# [Challenge]
Exactly as given, repeat all of the entries.

# [Stored entries]
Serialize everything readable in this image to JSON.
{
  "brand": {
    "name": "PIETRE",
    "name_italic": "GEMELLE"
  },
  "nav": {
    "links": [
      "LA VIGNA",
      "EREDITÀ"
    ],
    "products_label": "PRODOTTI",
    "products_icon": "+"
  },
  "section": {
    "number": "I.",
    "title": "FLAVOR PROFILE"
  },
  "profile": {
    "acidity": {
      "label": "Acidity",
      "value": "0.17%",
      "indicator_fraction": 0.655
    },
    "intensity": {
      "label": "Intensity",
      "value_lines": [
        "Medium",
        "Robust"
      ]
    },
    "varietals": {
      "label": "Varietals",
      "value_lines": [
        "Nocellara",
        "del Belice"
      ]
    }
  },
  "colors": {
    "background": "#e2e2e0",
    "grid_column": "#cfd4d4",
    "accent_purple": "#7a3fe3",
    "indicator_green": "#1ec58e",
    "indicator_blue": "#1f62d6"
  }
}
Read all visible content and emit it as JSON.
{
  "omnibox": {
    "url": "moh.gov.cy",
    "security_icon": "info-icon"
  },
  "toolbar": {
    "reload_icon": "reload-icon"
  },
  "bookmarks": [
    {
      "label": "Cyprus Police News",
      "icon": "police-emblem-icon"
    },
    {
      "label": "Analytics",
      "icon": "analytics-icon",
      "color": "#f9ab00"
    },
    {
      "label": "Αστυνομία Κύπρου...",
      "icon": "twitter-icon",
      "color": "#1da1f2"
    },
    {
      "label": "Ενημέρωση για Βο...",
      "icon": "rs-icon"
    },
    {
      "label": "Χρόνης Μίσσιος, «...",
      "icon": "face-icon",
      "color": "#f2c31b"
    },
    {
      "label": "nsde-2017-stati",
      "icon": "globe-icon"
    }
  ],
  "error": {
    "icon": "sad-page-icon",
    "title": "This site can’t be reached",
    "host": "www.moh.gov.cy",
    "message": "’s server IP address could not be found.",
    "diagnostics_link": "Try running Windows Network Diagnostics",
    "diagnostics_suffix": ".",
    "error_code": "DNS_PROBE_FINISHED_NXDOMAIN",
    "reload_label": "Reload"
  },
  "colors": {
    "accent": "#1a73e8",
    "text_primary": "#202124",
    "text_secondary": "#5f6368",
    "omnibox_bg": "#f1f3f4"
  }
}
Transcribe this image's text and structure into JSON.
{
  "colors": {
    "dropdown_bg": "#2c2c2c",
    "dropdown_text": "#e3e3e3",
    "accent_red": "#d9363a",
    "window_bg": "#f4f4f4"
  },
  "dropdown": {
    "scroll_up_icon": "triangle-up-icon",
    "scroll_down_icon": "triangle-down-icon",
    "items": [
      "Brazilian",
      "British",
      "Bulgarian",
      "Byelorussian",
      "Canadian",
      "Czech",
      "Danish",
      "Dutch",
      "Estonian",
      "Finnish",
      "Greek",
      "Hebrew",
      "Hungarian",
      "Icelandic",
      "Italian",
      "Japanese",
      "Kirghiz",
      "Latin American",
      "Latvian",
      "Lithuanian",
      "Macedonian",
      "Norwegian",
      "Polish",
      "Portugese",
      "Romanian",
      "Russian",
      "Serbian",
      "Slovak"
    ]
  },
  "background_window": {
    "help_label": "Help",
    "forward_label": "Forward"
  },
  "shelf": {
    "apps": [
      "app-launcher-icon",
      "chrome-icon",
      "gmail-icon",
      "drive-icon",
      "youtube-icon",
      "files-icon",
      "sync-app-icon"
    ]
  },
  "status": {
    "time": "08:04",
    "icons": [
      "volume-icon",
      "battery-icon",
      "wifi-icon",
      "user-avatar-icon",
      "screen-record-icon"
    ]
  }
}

# [Task output]
Serialize everything readable in this image to JSON.
{
  "brand": {
    "name": "PIETRE",
    "name_italic": "GEMELLE"
  },
  "nav": {
    "links": [
      "LA VIGNA",
      "EREDITÀ"
    ],
    "products_label": "PRODOTTI",
    "products_icon": "+"
  },
  "section": {
    "number": "I.",
    "title": "FLAVOR PROFILE"
  },
  "profile": {
    "acidity": {
      "label": "Acidity",
      "value": "0.17%",
      "indicator_fraction": 0.655
    },
    "intensity": {
      "label": "Intensity",
      "value_lines": [
        "Medium",
        "Robust"
      ]
    },
    "varietals": {
      "label": "Varietals",
      "value_lines": [
        "Nocellara",
        "del Belice"
      ]
    }
  },
  "colors": {
    "background": "#e2e2e0",
    "grid_column": "#cfd4d4",
    "accent_purple": "#7a3fe3",
    "indicator_green": "#1ec58e",
    "indicator_blue": "#1f62d6"
  }
}
Read all visible content and emit it as JSON.
{
  "omnibox": {
    "url": "moh.gov.cy",
    "security_icon": "info-icon"
  },
  "toolbar": {
    "reload_icon": "reload-icon"
  },
  "bookmarks": [
    {
      "label": "Cyprus Police News",
      "icon": "police-emblem-icon"
    },
    {
      "label": "Analytics",
      "icon": "analytics-icon",
      "color": "#f9ab00"
    },
    {
      "label": "Αστυνομία Κύπρου...",
      "icon": "twitter-icon",
      "color": "#1da1f2"
    },
    {
      "label": "Ενημέρωση για Βο...",
      "icon": "rs-icon"
    },
    {
      "label": "Χρόνης Μίσσιος, «...",
      "icon": "face-icon",
      "color": "#f2c31b"
    },
    {
      "label": "nsde-2017-stati",
      "icon": "globe-icon"
    }
  ],
  "error": {
    "icon": "sad-page-icon",
    "title": "This site can’t be reached",
    "host": "www.moh.gov.cy",
    "message": "’s server IP address could not be found.",
    "diagnostics_link": "Try running Windows Network Diagnostics",
    "diagnostics_suffix": ".",
    "error_code": "DNS_PROBE_FINISHED_NXDOMAIN",
    "reload_label": "Reload"
  },
  "colors": {
    "accent": "#1a73e8",
    "text_primary": "#202124",
    "text_secondary": "#5f6368",
    "omnibox_bg": "#f1f3f4"
  }
}
Transcribe this image's text and structure into JSON.
{
  "colors": {
    "dropdown_bg": "#2c2c2c",
    "dropdown_text": "#e3e3e3",
    "accent_red": "#d9363a",
    "window_bg": "#f4f4f4"
  },
  "dropdown": {
    "scroll_up_icon": "triangle-up-icon",
    "scroll_down_icon": "triangle-down-icon",
    "items": [
      "Brazilian",
      "British",
      "Bulgarian",
      "Byelorussian",
      "Canadian",
      "Czech",
      "Danish",
      "Dutch",
      "Estonian",
      "Finnish",
      "Greek",
      "Hebrew",
      "Hungarian",
      "Icelandic",
      "Italian",
      "Japanese",
      "Kirghiz",
      "Latin American",
      "Latvian",
      "Lithuanian",
      "Macedonian",
      "Norwegian",
      "Polish",
      "Portugese",
      "Romanian",
      "Russian",
      "Serbian",
      "Slovak"
    ]
  },
  "background_window": {
    "help_label": "Help",
    "forward_label": "Forward"
  },
  "shelf": {
    "apps": [
      "app-launcher-icon",
      "chrome-icon",
      "gmail-icon",
      "drive-icon",
      "youtube-icon",
      "files-icon",
      "sync-app-icon"
    ]
  },
  "status": {
    "time": "08:04",
    "icons": [
      "volume-icon",
      "battery-icon",
      "wifi-icon",
      "user-avatar-icon",
      "screen-record-icon"
    ]
  }
}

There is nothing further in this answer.